Saved entries
· · · · ·
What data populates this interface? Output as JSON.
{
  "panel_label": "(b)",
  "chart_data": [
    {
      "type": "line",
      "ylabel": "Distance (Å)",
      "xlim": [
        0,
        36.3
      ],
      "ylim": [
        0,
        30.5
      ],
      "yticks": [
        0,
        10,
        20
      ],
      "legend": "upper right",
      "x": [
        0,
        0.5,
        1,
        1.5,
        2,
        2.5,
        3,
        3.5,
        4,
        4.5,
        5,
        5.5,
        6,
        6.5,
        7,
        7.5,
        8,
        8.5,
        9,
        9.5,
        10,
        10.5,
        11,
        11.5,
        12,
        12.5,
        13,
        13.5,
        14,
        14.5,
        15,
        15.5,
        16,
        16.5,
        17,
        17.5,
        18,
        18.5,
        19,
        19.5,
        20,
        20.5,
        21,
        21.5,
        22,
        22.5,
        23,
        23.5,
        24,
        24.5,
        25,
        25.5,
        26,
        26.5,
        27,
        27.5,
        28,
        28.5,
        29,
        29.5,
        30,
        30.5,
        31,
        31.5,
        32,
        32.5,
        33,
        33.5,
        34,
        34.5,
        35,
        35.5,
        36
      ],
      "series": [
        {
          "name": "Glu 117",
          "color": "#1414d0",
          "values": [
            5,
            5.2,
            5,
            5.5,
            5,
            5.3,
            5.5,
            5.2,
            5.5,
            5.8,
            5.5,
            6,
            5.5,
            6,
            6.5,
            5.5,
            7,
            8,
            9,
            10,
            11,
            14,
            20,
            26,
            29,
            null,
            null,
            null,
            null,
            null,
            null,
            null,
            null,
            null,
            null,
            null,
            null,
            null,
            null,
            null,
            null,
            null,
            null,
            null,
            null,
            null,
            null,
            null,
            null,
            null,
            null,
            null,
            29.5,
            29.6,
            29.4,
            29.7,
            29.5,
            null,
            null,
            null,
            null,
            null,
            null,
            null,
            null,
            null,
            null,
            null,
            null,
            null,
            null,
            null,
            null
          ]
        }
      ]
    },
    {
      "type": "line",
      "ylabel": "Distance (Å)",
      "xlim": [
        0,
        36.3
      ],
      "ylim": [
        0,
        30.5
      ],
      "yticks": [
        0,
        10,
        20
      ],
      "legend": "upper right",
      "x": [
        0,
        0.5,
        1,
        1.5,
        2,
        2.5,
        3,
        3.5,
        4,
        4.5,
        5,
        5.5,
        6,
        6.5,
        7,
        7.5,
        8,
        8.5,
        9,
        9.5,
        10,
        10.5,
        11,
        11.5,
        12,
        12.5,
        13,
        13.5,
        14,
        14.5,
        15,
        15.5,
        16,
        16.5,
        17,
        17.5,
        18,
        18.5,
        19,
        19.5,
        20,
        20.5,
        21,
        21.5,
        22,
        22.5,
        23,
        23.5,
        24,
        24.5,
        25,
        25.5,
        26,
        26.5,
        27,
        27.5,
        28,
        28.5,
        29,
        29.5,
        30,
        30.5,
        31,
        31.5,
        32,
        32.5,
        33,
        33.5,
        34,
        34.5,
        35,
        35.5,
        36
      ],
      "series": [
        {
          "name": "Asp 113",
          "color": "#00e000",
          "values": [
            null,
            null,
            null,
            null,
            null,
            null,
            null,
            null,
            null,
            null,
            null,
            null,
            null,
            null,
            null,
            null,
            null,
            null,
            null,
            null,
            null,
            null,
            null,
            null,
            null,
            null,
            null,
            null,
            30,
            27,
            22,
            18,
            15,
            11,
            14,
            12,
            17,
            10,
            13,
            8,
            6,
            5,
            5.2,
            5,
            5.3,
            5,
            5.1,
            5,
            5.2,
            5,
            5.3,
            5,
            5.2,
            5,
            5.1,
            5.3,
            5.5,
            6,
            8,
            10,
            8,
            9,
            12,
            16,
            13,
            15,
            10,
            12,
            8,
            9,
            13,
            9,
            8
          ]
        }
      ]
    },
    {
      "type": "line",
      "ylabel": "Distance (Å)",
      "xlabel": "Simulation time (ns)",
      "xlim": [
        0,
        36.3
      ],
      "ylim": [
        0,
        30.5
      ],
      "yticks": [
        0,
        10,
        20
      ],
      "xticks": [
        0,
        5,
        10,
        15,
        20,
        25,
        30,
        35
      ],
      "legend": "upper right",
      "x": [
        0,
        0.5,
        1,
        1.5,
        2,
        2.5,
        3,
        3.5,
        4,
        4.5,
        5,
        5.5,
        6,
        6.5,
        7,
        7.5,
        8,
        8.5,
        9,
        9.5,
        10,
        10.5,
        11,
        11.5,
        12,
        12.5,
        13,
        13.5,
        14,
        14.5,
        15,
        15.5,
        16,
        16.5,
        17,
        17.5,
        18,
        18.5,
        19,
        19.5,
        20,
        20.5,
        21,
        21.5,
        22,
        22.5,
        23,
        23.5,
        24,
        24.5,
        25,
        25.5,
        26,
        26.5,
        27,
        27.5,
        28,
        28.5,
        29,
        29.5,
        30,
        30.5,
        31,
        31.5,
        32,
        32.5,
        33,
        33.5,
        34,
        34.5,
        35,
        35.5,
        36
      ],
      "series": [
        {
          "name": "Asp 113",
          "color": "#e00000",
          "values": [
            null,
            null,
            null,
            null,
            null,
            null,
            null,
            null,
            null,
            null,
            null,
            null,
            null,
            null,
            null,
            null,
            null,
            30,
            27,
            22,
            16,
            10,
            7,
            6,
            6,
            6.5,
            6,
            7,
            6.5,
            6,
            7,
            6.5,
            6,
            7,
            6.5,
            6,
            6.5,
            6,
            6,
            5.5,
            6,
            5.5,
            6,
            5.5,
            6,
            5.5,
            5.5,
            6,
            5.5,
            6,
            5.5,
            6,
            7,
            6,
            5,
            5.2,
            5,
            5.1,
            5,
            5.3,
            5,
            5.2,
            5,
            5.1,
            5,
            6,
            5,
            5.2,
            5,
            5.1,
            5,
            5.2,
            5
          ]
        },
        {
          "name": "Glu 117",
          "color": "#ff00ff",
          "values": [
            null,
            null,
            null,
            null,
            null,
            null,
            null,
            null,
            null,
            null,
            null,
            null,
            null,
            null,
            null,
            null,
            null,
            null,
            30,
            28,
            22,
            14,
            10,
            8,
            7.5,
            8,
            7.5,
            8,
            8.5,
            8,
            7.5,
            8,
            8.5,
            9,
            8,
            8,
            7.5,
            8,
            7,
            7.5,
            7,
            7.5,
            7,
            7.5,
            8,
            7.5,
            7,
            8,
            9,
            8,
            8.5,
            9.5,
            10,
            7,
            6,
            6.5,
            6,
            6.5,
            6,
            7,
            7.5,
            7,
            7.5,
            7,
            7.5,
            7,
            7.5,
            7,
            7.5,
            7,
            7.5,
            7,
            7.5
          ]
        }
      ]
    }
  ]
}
· · · · ·
Set problem: Provide all the records again, word for word.

Written response:
What data populates this interface? Output as JSON.
{
  "panel_label": "(b)",
  "chart_data": [
    {
      "type": "line",
      "ylabel": "Distance (Å)",
      "xlim": [
        0,
        36.3
      ],
      "ylim": [
        0,
        30.5
      ],
      "yticks": [
        0,
        10,
        20
      ],
      "legend": "upper right",
      "x": [
        0,
        0.5,
        1,
        1.5,
        2,
        2.5,
        3,
        3.5,
        4,
        4.5,
        5,
        5.5,
        6,
        6.5,
        7,
        7.5,
        8,
        8.5,
        9,
        9.5,
        10,
        10.5,
        11,
        11.5,
        12,
        12.5,
        13,
        13.5,
        14,
        14.5,
        15,
        15.5,
        16,
        16.5,
        17,
        17.5,
        18,
        18.5,
        19,
        19.5,
        20,
        20.5,
        21,
        21.5,
        22,
        22.5,
        23,
        23.5,
        24,
        24.5,
        25,
        25.5,
        26,
        26.5,
        27,
        27.5,
        28,
        28.5,
        29,
        29.5,
        30,
        30.5,
        31,
        31.5,
        32,
        32.5,
        33,
        33.5,
        34,
        34.5,
        35,
        35.5,
        36
      ],
      "series": [
        {
          "name": "Glu 117",
          "color": "#1414d0",
          "values": [
            5,
            5.2,
            5,
            5.5,
            5,
            5.3,
            5.5,
            5.2,
            5.5,
            5.8,
            5.5,
            6,
            5.5,
            6,
            6.5,
            5.5,
            7,
            8,
            9,
            10,
            11,
            14,
            20,
            26,
            29,
            null,
            null,
            null,
            null,
            null,
            null,
            null,
            null,
            null,
            null,
            null,
            null,
            null,
            null,
            null,
            null,
            null,
            null,
            null,
            null,
            null,
            null,
            null,
            null,
            null,
            null,
            null,
            29.5,
            29.6,
            29.4,
            29.7,
            29.5,
            null,
            null,
            null,
            null,
            null,
            null,
            null,
            null,
            null,
            null,
            null,
            null,
            null,
            null,
            null,
            null
          ]
        }
      ]
    },
    {
      "type": "line",
      "ylabel": "Distance (Å)",
      "xlim": [
        0,
        36.3
      ],
      "ylim": [
        0,
        30.5
      ],
      "yticks": [
        0,
        10,
        20
      ],
      "legend": "upper right",
      "x": [
        0,
        0.5,
        1,
        1.5,
        2,
        2.5,
        3,
        3.5,
        4,
        4.5,
        5,
        5.5,
        6,
        6.5,
        7,
        7.5,
        8,
        8.5,
        9,
        9.5,
        10,
        10.5,
        11,
        11.5,
        12,
        12.5,
        13,
        13.5,
        14,
        14.5,
        15,
        15.5,
        16,
        16.5,
        17,
        17.5,
        18,
        18.5,
        19,
        19.5,
        20,
        20.5,
        21,
        21.5,
        22,
        22.5,
        23,
        23.5,
        24,
        24.5,
        25,
        25.5,
        26,
        26.5,
        27,
        27.5,
        28,
        28.5,
        29,
        29.5,
        30,
        30.5,
        31,
        31.5,
        32,
        32.5,
        33,
        33.5,
        34,
        34.5,
        35,
        35.5,
        36
      ],
      "series": [
        {
          "name": "Asp 113",
          "color": "#00e000",
          "values": [
            null,
            null,
            null,
            null,
            null,
            null,
            null,
            null,
            null,
            null,
            null,
            null,
            null,
            null,
            null,
            null,
            null,
            null,
            null,
            null,
            null,
            null,
            null,
            null,
            null,
            null,
            null,
            null,
            30,
            27,
            22,
            18,
            15,
            11,
            14,
            12,
            17,
            10,
            13,
            8,
            6,
            5,
            5.2,
            5,
            5.3,
            5,
            5.1,
            5,
            5.2,
            5,
            5.3,
            5,
            5.2,
            5,
            5.1,
            5.3,
            5.5,
            6,
            8,
            10,
            8,
            9,
            12,
            16,
            13,
            15,
            10,
            12,
            8,
            9,
            13,
            9,
            8
          ]
        }
      ]
    },
    {
      "type": "line",
      "ylabel": "Distance (Å)",
      "xlabel": "Simulation time (ns)",
      "xlim": [
        0,
        36.3
      ],
      "ylim": [
        0,
        30.5
      ],
      "yticks": [
        0,
        10,
        20
      ],
      "xticks": [
        0,
        5,
        10,
        15,
        20,
        25,
        30,
        35
      ],
      "legend": "upper right",
      "x": [
        0,
        0.5,
        1,
        1.5,
        2,
        2.5,
        3,
        3.5,
        4,
        4.5,
        5,
        5.5,
        6,
        6.5,
        7,
        7.5,
        8,
        8.5,
        9,
        9.5,
        10,
        10.5,
        11,
        11.5,
        12,
        12.5,
        13,
        13.5,
        14,
        14.5,
        15,
        15.5,
        16,
        16.5,
        17,
        17.5,
        18,
        18.5,
        19,
        19.5,
        20,
        20.5,
        21,
        21.5,
        22,
        22.5,
        23,
        23.5,
        24,
        24.5,
        25,
        25.5,
        26,
        26.5,
        27,
        27.5,
        28,
        28.5,
        29,
        29.5,
        30,
        30.5,
        31,
        31.5,
        32,
        32.5,
        33,
        33.5,
        34,
        34.5,
        35,
        35.5,
        36
      ],
      "series": [
        {
          "name": "Asp 113",
          "color": "#e00000",
          "values": [
            null,
            null,
            null,
            null,
            null,
            null,
            null,
            null,
            null,
            null,
            null,
            null,
            null,
            null,
            null,
            null,
            null,
            30,
            27,
            22,
            16,
            10,
            7,
            6,
            6,
            6.5,
            6,
            7,
            6.5,
            6,
            7,
            6.5,
            6,
            7,
            6.5,
            6,
            6.5,
            6,
            6,
            5.5,
            6,
            5.5,
            6,
            5.5,
            6,
            5.5,
            5.5,
            6,
            5.5,
            6,
            5.5,
            6,
            7,
            6,
            5,
            5.2,
            5,
            5.1,
            5,
            5.3,
            5,
            5.2,
            5,
            5.1,
            5,
            6,
            5,
            5.2,
            5,
            5.1,
            5,
            5.2,
            5
          ]
        },
        {
          "name": "Glu 117",
          "color": "#ff00ff",
          "values": [
            null,
            null,
            null,
            null,
            null,
            null,
            null,
            null,
            null,
            null,
            null,
            null,
            null,
            null,
            null,
            null,
            null,
            null,
            30,
            28,
            22,
            14,
            10,
            8,
            7.5,
            8,
            7.5,
            8,
            8.5,
            8,
            7.5,
            8,
            8.5,
            9,
            8,
            8,
            7.5,
            8,
            7,
            7.5,
            7,
            7.5,
            7,
            7.5,
            8,
            7.5,
            7,
            8,
            9,
            8,
            8.5,
            9.5,
            10,
            7,
            6,
            6.5,
            6,
            6.5,
            6,
            7,
            7.5,
            7,
            7.5,
            7,
            7.5,
            7,
            7.5,
            7,
            7.5,
            7,
            7.5,
            7,
            7.5
          ]
        }
      ]
    }
  ]
}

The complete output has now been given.